__Gestellte Aufgabe 1__. Gib den Text über den Urlaubstag an der türkischen Südküste vollständig und wortgetreu wieder.

__Ausgewählter Text__.
Ein gleißender Tag an der türkischen Südküste, wie er im Urlaubskatalog steht. In der Ferne prangt eine malerische Burg aus dem Mittelalter, die Kızkalesi. In einem von Ziegenhaar zusammengehaltenen Zelt bietet ein turkmenischer Bauer Wassermelonen feil. Eine Familie genießt seltene gemeinsame Tage am Meer. Die Arbeitsmigration hat die Gruppe in zwei Teile gespalten: Ankara trifft auf Hannovers Lister Meile. Vor ein paar Tagen erst ist Senems Ehemann Zeki eingetroffen, nun ist die Familie endlich vollzählig. Yunus, der 13jährige Sohn von Senem und Zeki, trifft in einer heißen Straße des kleinen Ferienortes auf seinen Vater. Vielleicht wollen sie heute baden gehen, vielleicht Sandburgen bauen. Vater und Sohn betreten das Zelt mit Wassermelonen, um sich gegen die Hitze zu wappnen. Doch dann trifft Yunus’ Vater beim Aussuchen der kleinen Erfrischung aus heiterem Himmel der Schlag. Er, ein »Berg von Mann«, stürzt auf seinen kleinen Sohn, der ihn unmöglich halten kann. Mit dem Fall des Vaters wird die Welt, die gewesen ist, mit einem Schlag ausradiert.

__Datenteil__.
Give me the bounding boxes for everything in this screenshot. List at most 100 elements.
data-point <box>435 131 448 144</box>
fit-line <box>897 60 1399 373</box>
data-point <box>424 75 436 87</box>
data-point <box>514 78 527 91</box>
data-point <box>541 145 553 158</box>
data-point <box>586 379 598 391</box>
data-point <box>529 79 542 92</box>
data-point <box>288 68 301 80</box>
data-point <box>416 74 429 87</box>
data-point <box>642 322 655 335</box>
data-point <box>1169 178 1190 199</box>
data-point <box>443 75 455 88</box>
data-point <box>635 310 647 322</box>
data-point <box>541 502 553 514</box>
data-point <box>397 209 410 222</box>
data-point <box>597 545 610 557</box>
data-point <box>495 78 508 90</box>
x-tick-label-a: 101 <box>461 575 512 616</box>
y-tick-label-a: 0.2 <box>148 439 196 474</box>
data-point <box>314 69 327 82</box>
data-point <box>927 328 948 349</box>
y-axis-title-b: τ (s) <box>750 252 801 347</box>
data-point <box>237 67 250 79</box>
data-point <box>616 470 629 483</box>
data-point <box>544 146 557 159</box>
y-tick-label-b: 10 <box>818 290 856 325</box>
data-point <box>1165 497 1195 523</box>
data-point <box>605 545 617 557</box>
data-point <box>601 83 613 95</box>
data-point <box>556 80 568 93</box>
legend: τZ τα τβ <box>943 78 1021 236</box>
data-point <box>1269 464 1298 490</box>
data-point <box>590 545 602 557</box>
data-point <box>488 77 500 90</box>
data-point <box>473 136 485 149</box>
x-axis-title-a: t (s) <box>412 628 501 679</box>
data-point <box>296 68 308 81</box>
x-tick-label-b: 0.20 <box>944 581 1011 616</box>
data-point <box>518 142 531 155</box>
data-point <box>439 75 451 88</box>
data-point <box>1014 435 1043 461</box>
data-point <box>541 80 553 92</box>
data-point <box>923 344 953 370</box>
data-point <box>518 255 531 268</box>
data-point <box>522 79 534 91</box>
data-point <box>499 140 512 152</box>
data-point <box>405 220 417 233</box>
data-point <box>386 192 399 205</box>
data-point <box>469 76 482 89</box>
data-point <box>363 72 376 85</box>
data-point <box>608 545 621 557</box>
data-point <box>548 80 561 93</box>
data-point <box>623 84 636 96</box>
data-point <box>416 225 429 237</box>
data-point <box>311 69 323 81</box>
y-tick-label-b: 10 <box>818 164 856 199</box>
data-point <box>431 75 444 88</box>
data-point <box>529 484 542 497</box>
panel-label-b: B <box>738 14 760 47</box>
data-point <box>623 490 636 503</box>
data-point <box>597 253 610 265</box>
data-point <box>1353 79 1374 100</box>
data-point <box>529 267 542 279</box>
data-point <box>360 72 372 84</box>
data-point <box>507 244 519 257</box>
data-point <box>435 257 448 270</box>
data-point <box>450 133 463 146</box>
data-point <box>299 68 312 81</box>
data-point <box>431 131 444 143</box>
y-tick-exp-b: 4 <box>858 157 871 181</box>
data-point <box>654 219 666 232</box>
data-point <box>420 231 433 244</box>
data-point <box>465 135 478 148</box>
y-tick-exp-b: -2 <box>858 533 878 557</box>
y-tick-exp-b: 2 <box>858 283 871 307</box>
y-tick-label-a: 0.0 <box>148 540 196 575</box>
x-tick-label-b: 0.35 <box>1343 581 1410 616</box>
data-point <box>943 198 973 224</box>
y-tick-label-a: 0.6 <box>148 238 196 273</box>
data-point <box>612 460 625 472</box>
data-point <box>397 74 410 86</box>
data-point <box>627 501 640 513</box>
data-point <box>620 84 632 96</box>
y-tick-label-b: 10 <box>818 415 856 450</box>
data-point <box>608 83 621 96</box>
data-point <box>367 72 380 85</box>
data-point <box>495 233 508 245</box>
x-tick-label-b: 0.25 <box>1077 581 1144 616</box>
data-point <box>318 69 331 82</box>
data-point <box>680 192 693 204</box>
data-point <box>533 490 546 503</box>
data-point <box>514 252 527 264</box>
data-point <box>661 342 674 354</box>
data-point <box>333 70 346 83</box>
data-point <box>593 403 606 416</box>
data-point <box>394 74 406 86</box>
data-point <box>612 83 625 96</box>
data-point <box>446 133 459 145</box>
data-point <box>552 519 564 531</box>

__Gestellte Aufgabe 2__. Schreib aus den Datensätzen genau die Zeilen ab, die vom Beginn der Datensätze bis einschließlich der Zeile mit „data-point <box>541 145 553 158</box>“ reichen, und nur diese.

__Ergebnis der Übung 1__.
Ein gleißender Tag an der türkischen Südküste, wie er im Urlaubskatalog steht. In der Ferne prangt eine malerische Burg aus dem Mittelalter, die Kızkalesi. In einem von Ziegenhaar zusammengehaltenen Zelt bietet ein turkmenischer Bauer Wassermelonen feil. Eine Familie genießt seltene gemeinsame Tage am Meer. Die Arbeitsmigration hat die Gruppe in zwei Teile gespalten: Ankara trifft auf Hannovers Lister Meile. Vor ein paar Tagen erst ist Senems Ehemann Zeki eingetroffen, nun ist die Familie endlich vollzählig. Yunus, der 13jährige Sohn von Senem und Zeki, trifft in einer heißen Straße des kleinen Ferienortes auf seinen Vater. Vielleicht wollen sie heute baden gehen, vielleicht Sandburgen bauen. Vater und Sohn betreten das Zelt mit Wassermelonen, um sich gegen die Hitze zu wappnen. Doch dann trifft Yunus’ Vater beim Aussuchen der kleinen Erfrischung aus heiterem Himmel der Schlag. Er, ein »Berg von Mann«, stürzt auf seinen kleinen Sohn, der ihn unmöglich halten kann. Mit dem Fall des Vaters wird die Welt, die gewesen ist, mit einem Schlag ausradiert.

__Ergebnis der Übung 2__.
Give me the bounding boxes for everything in this screenshot. List at most 100 elements.
data-point <box>435 131 448 144</box>
fit-line <box>897 60 1399 373</box>
data-point <box>424 75 436 87</box>
data-point <box>514 78 527 91</box>
data-point <box>541 145 553 158</box>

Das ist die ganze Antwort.